YOUR INSTRUCTIONS -
Copy out every line containing the word "computed".

** begin **

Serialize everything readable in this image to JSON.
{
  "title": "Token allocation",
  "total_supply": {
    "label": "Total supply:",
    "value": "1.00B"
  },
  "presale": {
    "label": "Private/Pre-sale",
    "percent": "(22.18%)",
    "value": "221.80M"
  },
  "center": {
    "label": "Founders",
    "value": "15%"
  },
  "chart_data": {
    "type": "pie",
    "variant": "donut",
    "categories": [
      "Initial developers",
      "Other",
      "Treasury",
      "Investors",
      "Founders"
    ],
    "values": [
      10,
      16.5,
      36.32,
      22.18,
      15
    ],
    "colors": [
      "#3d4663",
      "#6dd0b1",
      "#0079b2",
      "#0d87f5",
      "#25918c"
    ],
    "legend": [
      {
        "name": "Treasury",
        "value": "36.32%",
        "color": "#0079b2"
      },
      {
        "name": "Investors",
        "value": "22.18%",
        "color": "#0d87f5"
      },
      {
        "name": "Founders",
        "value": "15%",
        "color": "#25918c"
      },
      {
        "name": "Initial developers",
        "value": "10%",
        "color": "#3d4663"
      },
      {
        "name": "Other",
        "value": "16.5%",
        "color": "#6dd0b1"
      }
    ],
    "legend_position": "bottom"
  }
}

** end **
** begin **

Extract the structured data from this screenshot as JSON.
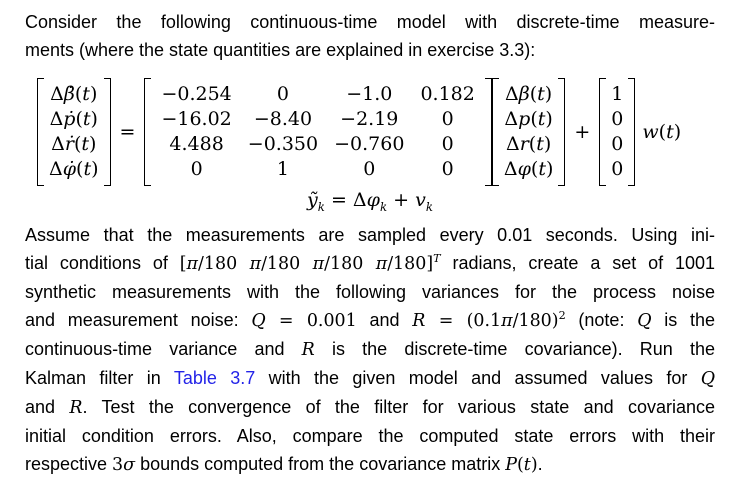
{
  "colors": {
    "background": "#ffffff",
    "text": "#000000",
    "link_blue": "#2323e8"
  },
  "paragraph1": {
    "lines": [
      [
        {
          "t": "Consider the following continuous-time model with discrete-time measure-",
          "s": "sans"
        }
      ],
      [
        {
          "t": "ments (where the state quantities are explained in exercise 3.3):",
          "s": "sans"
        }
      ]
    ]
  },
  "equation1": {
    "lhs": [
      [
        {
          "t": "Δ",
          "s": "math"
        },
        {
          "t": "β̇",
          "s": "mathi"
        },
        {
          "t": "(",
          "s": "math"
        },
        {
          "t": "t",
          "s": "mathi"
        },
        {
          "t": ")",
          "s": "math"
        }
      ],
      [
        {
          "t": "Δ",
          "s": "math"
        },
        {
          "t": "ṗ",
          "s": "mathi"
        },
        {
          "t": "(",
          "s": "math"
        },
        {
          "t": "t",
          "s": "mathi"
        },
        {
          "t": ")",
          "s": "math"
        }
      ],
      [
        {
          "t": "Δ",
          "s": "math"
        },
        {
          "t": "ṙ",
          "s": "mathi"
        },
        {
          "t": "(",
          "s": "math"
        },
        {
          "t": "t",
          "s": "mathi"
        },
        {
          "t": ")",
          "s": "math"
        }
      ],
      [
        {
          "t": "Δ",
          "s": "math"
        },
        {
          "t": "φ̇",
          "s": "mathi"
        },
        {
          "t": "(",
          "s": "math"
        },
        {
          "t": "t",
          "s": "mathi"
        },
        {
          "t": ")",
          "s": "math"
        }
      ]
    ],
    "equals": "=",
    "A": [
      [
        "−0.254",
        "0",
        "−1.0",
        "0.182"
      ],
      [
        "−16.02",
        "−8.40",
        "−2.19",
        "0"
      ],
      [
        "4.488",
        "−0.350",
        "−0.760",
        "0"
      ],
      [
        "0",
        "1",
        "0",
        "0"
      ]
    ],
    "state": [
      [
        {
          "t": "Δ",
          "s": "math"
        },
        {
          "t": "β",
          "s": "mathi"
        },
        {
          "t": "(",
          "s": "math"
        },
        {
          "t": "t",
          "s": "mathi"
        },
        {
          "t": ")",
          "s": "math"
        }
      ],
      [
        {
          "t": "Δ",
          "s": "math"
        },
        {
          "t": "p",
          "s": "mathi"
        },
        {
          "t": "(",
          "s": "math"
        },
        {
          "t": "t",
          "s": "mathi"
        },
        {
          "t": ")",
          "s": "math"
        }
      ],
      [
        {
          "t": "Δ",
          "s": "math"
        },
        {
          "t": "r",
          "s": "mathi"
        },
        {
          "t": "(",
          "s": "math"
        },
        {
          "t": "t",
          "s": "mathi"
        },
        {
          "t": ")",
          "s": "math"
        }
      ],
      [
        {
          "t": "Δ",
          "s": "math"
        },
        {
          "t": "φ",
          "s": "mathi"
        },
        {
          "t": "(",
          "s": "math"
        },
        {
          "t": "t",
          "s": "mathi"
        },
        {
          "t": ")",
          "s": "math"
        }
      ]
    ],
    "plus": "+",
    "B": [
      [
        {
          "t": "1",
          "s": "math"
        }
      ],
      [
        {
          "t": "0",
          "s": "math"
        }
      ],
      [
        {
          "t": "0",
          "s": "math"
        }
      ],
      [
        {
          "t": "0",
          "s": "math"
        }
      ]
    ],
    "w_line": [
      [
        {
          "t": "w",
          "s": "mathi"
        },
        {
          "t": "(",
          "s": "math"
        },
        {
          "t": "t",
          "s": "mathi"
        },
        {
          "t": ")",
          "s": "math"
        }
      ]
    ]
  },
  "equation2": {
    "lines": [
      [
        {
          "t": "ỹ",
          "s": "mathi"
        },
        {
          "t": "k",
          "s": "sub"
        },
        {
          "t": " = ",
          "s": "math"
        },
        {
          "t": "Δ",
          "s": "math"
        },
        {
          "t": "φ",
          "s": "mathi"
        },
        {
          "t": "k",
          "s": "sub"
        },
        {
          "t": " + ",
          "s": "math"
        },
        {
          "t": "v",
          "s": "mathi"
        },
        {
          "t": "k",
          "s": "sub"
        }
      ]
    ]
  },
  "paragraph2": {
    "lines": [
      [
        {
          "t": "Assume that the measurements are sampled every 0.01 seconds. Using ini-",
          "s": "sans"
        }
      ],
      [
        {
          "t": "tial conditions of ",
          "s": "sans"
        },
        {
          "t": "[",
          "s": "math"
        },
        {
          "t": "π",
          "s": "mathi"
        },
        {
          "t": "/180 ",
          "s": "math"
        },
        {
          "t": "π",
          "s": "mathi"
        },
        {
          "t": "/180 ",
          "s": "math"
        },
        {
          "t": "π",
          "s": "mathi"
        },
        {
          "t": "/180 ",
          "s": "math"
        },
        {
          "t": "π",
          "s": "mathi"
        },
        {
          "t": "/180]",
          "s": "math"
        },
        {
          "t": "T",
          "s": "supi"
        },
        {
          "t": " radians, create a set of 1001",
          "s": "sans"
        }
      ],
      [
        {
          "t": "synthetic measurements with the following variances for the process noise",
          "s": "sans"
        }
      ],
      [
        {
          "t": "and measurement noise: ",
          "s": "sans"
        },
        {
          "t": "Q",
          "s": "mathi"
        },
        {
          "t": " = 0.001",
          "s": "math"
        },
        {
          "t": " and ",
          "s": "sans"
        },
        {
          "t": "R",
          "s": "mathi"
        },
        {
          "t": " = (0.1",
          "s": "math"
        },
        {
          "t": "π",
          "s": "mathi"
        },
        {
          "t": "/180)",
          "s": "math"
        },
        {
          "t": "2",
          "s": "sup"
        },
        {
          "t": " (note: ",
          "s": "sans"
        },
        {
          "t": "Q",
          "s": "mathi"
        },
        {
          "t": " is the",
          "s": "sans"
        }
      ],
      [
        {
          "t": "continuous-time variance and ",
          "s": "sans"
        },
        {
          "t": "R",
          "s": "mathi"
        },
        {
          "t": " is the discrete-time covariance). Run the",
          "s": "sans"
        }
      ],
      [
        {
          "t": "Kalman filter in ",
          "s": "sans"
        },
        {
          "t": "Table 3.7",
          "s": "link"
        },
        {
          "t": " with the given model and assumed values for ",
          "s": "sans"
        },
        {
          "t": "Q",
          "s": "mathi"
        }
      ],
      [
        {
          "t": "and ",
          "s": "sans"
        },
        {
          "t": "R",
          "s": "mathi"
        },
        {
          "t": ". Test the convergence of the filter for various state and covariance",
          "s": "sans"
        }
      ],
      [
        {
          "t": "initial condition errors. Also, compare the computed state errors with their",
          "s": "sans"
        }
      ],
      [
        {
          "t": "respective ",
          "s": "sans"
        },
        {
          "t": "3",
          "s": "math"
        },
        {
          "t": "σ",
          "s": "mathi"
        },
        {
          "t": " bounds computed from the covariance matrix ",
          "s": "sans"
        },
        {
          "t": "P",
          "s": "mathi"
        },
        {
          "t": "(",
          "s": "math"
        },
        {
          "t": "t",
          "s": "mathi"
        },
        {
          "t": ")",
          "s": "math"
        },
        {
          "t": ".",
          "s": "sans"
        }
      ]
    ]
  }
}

** end **
** begin **

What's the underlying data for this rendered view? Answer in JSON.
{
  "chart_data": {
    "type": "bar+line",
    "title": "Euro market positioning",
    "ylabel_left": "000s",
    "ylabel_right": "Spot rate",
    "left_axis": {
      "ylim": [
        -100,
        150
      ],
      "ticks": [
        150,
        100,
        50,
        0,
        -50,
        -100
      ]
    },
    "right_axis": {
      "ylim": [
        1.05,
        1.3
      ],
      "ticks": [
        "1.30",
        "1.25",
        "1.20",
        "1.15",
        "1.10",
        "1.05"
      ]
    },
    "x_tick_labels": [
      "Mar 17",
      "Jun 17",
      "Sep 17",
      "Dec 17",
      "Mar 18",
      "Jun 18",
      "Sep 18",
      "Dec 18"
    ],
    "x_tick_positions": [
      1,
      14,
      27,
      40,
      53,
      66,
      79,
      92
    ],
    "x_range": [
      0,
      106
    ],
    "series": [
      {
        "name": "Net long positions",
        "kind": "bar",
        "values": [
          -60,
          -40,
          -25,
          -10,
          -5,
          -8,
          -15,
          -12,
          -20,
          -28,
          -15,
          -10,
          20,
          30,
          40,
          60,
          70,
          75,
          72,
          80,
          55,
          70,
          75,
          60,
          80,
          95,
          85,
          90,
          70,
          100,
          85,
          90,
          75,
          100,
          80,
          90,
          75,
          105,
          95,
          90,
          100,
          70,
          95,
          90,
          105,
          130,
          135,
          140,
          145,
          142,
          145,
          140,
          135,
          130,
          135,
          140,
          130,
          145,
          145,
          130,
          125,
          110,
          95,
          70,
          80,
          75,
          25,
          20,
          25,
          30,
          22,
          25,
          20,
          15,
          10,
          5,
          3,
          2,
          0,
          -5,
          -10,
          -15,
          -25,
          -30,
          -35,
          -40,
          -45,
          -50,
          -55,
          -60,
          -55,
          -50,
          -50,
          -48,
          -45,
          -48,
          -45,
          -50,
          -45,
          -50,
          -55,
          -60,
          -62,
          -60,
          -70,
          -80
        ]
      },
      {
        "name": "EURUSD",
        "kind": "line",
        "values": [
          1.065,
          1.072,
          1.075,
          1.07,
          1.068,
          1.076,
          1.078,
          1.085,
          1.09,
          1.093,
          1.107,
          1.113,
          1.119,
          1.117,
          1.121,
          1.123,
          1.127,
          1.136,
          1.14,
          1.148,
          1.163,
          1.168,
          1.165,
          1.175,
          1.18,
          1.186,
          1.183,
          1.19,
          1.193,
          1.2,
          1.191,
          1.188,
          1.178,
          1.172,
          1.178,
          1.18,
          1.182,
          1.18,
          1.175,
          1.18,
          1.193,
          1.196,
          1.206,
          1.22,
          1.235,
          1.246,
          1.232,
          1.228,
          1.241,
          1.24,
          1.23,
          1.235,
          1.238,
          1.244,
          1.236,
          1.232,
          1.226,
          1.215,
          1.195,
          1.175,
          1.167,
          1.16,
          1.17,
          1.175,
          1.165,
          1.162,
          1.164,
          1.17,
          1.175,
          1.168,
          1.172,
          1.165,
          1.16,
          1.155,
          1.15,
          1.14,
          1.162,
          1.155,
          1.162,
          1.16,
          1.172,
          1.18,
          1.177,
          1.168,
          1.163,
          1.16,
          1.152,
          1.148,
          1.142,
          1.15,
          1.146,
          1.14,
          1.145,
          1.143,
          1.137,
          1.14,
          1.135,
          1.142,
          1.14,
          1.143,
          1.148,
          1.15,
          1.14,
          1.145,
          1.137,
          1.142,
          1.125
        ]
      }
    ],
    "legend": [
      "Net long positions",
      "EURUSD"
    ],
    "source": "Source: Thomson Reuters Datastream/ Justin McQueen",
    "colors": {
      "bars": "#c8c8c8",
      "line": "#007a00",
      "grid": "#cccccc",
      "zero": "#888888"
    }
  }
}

** end **

RESULT FOR THIS TASK -
          "t": "initial condition errors. Also, compare the computed state errors with their",
          "t": " bounds computed from the covariance matrix ",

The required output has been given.